• **AIM OF THE TASK**: Copy out the part of the Theuma tragardhi article starting with "Notable locations include" and going on through "above sea level.", word for word.

Umfolosi Theuma Long Spinneret Ground Spider
- Conservation status: Least Concern (SANBI Red List)

Scientific classification
- Kingdom: Animalia
- Phylum: Arthropoda
- Subphylum: Chelicerata
- Class: Arachnida
- Order: Araneae
- Infraorder: Araneomorphae
- Family: Prodidomidae
- Genus: Theuma
- Species: T. tragardhi
- Binomial name: Theuma tragardhi Lawrence, 1947

= Theuma tragardhi =

- Authority: Lawrence, 1947
- Conservation status: LC

Species of spider

Theuma tragardhi is a species of spider in the family Prodidomidae. It is a South African endemic commonly known as the Umfolosi Theuma long spinneret ground spider.

==Distribution==
Theuma tragardhi is known only from South Africa, where it is recorded from two provinces, Gauteng and KwaZulu-Natal.

Notable locations include Pretoria/Tshwane, Ndumo Game Reserve, and Umfolosi Nature Reserve.

==Habitat and ecology==
Theuma tragardhi is a free-living ground dweller found in the Savanna biome. The species inhabits altitudes ranging from 47 to 1,303 m above sea level.

==Conservation==
Theuma tragardhi is listed as Least Concern by the South African National Biodiversity Institute. Although known only from one sex, the species seems to have a wide range. It is threatened by habitat loss for infrastructure development and human settlement, especially in the Pretoria area, but is protected in Ndumo Game Reserve and Umfolosi Nature Reserve.

==Taxonomy==
The species was originally described by Reginald Frederick Lawrence in 1947 from Umfolosi Drift in KwaZulu-Natal. It has not been revised and is known only from the male sex.

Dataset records
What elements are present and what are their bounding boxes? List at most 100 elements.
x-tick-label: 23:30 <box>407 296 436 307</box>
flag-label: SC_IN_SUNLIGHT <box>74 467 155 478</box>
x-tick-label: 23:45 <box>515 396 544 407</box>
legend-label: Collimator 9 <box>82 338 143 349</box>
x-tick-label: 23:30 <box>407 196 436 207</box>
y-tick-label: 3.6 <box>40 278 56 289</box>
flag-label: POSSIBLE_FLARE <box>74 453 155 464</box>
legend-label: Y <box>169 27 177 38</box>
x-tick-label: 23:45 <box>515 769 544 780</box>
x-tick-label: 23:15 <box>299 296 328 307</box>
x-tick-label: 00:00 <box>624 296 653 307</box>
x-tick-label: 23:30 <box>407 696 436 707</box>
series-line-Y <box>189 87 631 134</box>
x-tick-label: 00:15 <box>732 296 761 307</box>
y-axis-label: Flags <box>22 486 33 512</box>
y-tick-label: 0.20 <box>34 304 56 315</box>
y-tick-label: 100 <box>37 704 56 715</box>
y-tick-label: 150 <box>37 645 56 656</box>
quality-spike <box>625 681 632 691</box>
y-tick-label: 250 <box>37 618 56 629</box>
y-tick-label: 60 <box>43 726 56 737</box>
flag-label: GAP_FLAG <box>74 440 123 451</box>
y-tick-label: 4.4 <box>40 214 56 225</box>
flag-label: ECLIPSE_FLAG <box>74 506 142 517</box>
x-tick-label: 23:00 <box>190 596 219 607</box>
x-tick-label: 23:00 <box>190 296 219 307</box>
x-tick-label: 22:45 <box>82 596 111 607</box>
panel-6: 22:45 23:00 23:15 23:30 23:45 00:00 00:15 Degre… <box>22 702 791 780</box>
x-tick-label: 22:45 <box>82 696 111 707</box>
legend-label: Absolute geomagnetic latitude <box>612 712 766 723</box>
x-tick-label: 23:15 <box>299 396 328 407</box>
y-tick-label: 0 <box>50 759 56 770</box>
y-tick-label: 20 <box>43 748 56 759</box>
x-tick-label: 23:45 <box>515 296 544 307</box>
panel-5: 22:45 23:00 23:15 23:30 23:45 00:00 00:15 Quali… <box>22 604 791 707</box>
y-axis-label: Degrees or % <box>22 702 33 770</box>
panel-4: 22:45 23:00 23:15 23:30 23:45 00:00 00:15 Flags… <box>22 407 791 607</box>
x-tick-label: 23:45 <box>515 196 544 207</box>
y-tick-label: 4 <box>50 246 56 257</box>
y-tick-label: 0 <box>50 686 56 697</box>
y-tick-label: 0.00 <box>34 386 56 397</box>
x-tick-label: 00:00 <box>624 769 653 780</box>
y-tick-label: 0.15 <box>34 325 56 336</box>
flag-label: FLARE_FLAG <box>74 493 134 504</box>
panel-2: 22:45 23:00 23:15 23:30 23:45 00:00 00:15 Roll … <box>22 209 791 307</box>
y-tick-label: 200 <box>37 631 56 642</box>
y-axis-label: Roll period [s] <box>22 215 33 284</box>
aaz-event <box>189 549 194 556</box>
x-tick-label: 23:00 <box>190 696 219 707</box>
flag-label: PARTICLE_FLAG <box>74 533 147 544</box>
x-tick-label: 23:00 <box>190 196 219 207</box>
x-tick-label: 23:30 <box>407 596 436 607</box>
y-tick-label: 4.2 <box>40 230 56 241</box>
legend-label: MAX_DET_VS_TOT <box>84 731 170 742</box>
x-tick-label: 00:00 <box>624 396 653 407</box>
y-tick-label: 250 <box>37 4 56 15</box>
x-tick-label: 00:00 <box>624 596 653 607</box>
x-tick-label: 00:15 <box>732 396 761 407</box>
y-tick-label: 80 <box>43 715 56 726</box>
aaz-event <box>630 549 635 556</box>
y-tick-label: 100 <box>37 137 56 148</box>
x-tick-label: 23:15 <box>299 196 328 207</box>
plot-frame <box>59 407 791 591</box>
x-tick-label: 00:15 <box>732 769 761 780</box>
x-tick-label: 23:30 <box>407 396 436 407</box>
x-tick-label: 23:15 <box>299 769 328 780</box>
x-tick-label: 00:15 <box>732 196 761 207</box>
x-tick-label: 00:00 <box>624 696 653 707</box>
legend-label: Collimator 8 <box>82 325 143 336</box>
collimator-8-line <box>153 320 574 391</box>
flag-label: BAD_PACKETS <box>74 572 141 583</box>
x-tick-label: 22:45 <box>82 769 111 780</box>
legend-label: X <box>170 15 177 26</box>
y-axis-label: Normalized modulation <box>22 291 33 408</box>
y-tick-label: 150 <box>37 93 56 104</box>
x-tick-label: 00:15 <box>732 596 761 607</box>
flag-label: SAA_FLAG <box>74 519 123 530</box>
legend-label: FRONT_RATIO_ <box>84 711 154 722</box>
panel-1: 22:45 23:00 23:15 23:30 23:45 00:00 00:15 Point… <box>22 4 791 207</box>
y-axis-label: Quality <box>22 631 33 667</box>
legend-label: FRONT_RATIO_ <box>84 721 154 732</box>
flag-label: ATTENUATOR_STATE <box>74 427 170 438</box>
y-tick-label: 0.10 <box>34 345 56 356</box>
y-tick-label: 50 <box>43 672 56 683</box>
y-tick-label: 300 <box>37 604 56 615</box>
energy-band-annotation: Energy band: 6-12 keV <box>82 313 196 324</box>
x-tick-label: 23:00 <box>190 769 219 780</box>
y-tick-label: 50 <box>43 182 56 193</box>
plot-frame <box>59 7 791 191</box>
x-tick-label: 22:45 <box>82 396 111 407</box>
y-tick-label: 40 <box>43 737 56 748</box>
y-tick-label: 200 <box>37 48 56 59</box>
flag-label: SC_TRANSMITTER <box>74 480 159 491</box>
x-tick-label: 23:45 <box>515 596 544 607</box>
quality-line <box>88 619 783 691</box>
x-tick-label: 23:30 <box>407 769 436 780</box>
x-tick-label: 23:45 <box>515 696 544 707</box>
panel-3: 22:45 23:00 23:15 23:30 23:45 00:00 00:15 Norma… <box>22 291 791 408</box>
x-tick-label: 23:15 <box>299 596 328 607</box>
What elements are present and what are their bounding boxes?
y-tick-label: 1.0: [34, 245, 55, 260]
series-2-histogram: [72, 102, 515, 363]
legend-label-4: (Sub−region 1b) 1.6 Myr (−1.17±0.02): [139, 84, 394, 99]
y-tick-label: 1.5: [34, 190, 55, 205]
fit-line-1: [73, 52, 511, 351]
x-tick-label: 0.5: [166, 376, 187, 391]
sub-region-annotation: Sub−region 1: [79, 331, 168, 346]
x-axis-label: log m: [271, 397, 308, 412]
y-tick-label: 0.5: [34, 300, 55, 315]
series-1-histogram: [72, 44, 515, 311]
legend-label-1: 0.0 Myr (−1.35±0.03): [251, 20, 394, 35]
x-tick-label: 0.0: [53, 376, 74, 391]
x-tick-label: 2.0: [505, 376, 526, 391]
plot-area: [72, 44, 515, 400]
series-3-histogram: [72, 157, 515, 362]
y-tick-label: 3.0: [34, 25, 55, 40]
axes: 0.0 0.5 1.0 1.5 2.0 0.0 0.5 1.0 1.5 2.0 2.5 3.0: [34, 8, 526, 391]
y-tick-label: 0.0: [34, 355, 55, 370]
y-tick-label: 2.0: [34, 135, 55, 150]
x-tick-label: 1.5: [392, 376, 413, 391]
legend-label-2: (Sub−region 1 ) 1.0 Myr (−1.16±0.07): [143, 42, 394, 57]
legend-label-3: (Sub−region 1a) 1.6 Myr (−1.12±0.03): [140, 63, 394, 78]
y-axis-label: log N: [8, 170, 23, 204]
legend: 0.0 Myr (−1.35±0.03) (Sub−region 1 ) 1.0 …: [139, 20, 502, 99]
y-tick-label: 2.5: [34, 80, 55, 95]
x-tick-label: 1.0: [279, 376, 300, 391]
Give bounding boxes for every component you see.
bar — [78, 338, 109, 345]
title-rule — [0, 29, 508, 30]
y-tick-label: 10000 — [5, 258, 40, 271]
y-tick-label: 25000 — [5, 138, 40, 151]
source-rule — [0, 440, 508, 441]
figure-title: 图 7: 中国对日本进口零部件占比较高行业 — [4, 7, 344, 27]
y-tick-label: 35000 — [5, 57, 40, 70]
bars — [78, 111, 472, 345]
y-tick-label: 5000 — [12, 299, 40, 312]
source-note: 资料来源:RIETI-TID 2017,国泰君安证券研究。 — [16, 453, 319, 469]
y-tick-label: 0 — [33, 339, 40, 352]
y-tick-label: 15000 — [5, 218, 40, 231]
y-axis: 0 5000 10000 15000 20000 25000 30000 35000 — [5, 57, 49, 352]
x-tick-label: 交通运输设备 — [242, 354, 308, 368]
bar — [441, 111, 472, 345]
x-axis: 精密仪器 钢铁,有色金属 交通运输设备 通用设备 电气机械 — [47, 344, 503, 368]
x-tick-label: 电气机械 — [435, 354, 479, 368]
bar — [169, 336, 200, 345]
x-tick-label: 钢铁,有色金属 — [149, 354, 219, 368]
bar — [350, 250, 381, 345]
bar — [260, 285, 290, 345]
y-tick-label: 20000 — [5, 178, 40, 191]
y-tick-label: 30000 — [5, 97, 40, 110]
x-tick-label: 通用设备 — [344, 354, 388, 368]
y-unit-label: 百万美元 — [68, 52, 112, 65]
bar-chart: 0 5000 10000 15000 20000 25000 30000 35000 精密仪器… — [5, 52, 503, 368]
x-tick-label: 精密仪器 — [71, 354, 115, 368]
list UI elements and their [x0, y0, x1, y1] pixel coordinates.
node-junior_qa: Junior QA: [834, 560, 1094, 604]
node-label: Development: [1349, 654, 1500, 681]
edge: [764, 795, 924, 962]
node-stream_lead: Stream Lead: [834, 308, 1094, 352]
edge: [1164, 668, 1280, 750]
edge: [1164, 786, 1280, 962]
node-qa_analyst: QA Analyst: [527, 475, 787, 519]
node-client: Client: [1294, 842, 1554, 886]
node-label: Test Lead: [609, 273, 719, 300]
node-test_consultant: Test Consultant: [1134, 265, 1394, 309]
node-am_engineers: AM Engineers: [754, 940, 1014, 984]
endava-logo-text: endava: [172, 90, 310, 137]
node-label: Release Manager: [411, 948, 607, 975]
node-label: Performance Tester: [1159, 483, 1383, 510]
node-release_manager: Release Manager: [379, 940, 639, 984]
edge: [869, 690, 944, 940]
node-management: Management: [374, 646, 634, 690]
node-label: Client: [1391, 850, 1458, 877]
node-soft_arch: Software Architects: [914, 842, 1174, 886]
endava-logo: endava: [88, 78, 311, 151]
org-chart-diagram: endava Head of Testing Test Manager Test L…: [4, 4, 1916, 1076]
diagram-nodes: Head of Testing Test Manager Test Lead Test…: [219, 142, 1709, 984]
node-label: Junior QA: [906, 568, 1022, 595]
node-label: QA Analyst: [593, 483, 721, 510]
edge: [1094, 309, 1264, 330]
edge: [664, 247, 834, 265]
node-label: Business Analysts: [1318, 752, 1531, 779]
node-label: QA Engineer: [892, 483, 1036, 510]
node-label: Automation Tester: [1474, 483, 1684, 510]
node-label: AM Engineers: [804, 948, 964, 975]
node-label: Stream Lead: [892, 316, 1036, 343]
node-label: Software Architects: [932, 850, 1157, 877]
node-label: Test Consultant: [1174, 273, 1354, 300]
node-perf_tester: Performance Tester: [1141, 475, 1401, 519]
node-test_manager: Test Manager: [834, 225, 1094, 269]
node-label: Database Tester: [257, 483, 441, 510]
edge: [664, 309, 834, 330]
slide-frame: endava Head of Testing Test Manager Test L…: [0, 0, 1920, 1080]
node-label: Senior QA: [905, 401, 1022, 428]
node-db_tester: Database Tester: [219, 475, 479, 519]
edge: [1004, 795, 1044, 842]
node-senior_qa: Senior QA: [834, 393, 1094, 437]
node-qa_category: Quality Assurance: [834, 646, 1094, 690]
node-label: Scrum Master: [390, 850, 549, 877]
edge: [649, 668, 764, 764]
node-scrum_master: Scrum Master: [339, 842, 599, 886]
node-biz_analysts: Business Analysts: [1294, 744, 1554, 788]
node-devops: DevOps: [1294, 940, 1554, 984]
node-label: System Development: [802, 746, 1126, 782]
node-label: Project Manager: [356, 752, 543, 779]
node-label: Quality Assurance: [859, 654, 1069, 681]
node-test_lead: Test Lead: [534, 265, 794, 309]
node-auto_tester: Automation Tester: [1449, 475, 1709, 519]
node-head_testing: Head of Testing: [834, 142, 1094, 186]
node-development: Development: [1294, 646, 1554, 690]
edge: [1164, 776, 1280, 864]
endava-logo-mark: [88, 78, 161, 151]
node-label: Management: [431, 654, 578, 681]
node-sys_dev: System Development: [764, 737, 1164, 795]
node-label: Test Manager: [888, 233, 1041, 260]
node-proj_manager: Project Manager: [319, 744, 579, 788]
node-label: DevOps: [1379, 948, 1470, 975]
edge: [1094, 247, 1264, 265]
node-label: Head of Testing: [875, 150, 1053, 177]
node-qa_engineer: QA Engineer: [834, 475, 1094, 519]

• **EXPECTED ANSWER**:
Notable locations include Pretoria/Tshwane, Ndumo Game Reserve, and Umfolosi Nature Reserve.

==Habitat and ecology==
Theuma tragardhi is a free-living ground dweller found in the Savanna biome. The species inhabits altitudes ranging from 47 to 1,303 m above sea level.